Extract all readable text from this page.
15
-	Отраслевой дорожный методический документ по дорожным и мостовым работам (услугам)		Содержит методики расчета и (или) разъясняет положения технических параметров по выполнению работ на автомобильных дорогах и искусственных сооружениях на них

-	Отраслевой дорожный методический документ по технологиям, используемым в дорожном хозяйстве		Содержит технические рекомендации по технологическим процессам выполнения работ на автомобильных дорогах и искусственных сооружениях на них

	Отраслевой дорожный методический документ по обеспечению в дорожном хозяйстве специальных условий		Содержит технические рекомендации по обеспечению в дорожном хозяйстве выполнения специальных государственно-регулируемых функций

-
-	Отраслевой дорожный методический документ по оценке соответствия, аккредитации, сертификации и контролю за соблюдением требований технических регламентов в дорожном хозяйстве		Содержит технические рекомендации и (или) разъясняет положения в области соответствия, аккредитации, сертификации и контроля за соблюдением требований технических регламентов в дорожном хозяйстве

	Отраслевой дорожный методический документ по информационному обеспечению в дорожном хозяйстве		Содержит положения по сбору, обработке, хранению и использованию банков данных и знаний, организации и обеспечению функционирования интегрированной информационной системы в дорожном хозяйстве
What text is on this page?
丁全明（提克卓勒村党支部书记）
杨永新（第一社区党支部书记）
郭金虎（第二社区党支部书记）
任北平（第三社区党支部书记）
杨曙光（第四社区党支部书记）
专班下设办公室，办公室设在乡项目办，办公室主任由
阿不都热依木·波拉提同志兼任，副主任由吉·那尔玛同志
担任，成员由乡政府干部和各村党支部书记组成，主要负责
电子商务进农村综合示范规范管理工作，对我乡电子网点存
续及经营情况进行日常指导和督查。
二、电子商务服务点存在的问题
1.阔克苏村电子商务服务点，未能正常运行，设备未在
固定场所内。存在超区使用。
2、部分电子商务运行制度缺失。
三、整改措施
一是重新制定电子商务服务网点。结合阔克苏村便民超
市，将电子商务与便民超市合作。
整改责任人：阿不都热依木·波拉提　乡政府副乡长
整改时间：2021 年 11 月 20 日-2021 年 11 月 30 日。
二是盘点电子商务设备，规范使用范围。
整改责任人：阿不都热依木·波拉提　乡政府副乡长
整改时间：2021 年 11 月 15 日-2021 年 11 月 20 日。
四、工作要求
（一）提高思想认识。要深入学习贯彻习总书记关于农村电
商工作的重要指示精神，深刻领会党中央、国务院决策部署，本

■ Aim ■
Copy, from the material above, each line in which the string "сооружениях" occurs.

■ Reply ■
-	Отраслевой дорожный методический документ по дорожным и мостовым работам (услугам)		Содержит методики расчета и (или) разъясняет положения технических параметров по выполнению работ на автомобильных дорогах и искусственных сооружениях на них
-	Отраслевой дорожный методический документ по технологиям, используемым в дорожном хозяйстве		Содержит технические рекомендации по технологическим процессам выполнения работ на автомобильных дорогах и искусственных сооружениях на них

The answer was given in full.